OBJECTIVE
Return all of the lines below exactly as they are.

PROVIDED ENTRIES
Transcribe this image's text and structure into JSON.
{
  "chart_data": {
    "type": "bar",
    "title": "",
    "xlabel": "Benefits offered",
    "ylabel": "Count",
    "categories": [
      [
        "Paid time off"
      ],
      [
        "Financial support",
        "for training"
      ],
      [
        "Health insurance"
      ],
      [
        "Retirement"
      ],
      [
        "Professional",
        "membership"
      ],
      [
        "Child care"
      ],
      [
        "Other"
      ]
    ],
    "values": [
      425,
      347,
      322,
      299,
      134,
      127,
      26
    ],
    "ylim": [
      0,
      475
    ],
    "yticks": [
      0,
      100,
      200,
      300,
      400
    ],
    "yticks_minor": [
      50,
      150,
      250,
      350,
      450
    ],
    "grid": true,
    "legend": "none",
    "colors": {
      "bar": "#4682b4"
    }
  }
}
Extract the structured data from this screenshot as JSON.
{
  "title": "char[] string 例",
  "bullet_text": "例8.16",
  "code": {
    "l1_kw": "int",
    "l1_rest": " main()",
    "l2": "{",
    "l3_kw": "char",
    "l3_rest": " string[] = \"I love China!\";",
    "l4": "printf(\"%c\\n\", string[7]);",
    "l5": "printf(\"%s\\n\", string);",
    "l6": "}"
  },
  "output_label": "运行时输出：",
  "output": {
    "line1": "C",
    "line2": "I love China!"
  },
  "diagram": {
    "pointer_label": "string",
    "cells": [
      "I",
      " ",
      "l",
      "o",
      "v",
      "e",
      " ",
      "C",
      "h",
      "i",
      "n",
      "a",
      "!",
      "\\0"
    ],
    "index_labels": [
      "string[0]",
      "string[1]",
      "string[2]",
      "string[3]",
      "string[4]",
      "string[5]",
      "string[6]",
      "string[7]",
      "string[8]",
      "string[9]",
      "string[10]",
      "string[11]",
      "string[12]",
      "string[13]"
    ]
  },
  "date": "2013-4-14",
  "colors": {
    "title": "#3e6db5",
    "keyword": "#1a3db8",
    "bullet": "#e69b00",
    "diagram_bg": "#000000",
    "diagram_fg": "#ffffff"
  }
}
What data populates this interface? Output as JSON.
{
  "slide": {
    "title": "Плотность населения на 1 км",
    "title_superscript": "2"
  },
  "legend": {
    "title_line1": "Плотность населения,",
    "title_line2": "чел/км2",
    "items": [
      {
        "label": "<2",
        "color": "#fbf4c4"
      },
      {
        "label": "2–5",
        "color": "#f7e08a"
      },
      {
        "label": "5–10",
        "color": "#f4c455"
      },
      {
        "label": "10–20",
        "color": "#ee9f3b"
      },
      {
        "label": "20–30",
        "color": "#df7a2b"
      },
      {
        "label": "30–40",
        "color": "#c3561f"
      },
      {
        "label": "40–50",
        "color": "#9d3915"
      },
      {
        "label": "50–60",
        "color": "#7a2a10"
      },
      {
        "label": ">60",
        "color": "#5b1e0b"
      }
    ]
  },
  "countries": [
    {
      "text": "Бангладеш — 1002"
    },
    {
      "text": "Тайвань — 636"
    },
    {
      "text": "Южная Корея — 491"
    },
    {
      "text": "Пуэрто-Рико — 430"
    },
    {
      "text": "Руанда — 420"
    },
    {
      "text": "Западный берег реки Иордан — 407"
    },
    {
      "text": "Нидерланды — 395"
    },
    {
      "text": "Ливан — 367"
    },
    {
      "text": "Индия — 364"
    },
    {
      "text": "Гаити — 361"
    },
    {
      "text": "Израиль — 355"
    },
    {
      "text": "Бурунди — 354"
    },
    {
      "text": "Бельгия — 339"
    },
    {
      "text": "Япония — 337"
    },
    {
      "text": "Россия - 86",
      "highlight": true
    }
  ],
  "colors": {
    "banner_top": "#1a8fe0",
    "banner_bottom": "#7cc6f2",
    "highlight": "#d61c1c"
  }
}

WRITTEN RESPONSE
Transcribe this image's text and structure into JSON.
{
  "chart_data": {
    "type": "bar",
    "title": "",
    "xlabel": "Benefits offered",
    "ylabel": "Count",
    "categories": [
      [
        "Paid time off"
      ],
      [
        "Financial support",
        "for training"
      ],
      [
        "Health insurance"
      ],
      [
        "Retirement"
      ],
      [
        "Professional",
        "membership"
      ],
      [
        "Child care"
      ],
      [
        "Other"
      ]
    ],
    "values": [
      425,
      347,
      322,
      299,
      134,
      127,
      26
    ],
    "ylim": [
      0,
      475
    ],
    "yticks": [
      0,
      100,
      200,
      300,
      400
    ],
    "yticks_minor": [
      50,
      150,
      250,
      350,
      450
    ],
    "grid": true,
    "legend": "none",
    "colors": {
      "bar": "#4682b4"
    }
  }
}
Extract the structured data from this screenshot as JSON.
{
  "title": "char[] string 例",
  "bullet_text": "例8.16",
  "code": {
    "l1_kw": "int",
    "l1_rest": " main()",
    "l2": "{",
    "l3_kw": "char",
    "l3_rest": " string[] = \"I love China!\";",
    "l4": "printf(\"%c\\n\", string[7]);",
    "l5": "printf(\"%s\\n\", string);",
    "l6": "}"
  },
  "output_label": "运行时输出：",
  "output": {
    "line1": "C",
    "line2": "I love China!"
  },
  "diagram": {
    "pointer_label": "string",
    "cells": [
      "I",
      " ",
      "l",
      "o",
      "v",
      "e",
      " ",
      "C",
      "h",
      "i",
      "n",
      "a",
      "!",
      "\\0"
    ],
    "index_labels": [
      "string[0]",
      "string[1]",
      "string[2]",
      "string[3]",
      "string[4]",
      "string[5]",
      "string[6]",
      "string[7]",
      "string[8]",
      "string[9]",
      "string[10]",
      "string[11]",
      "string[12]",
      "string[13]"
    ]
  },
  "date": "2013-4-14",
  "colors": {
    "title": "#3e6db5",
    "keyword": "#1a3db8",
    "bullet": "#e69b00",
    "diagram_bg": "#000000",
    "diagram_fg": "#ffffff"
  }
}
What data populates this interface? Output as JSON.
{
  "slide": {
    "title": "Плотность населения на 1 км",
    "title_superscript": "2"
  },
  "legend": {
    "title_line1": "Плотность населения,",
    "title_line2": "чел/км2",
    "items": [
      {
        "label": "<2",
        "color": "#fbf4c4"
      },
      {
        "label": "2–5",
        "color": "#f7e08a"
      },
      {
        "label": "5–10",
        "color": "#f4c455"
      },
      {
        "label": "10–20",
        "color": "#ee9f3b"
      },
      {
        "label": "20–30",
        "color": "#df7a2b"
      },
      {
        "label": "30–40",
        "color": "#c3561f"
      },
      {
        "label": "40–50",
        "color": "#9d3915"
      },
      {
        "label": "50–60",
        "color": "#7a2a10"
      },
      {
        "label": ">60",
        "color": "#5b1e0b"
      }
    ]
  },
  "countries": [
    {
      "text": "Бангладеш — 1002"
    },
    {
      "text": "Тайвань — 636"
    },
    {
      "text": "Южная Корея — 491"
    },
    {
      "text": "Пуэрто-Рико — 430"
    },
    {
      "text": "Руанда — 420"
    },
    {
      "text": "Западный берег реки Иордан — 407"
    },
    {
      "text": "Нидерланды — 395"
    },
    {
      "text": "Ливан — 367"
    },
    {
      "text": "Индия — 364"
    },
    {
      "text": "Гаити — 361"
    },
    {
      "text": "Израиль — 355"
    },
    {
      "text": "Бурунди — 354"
    },
    {
      "text": "Бельгия — 339"
    },
    {
      "text": "Япония — 337"
    },
    {
      "text": "Россия - 86",
      "highlight": true
    }
  ],
  "colors": {
    "banner_top": "#1a8fe0",
    "banner_bottom": "#7cc6f2",
    "highlight": "#d61c1c"
  }
}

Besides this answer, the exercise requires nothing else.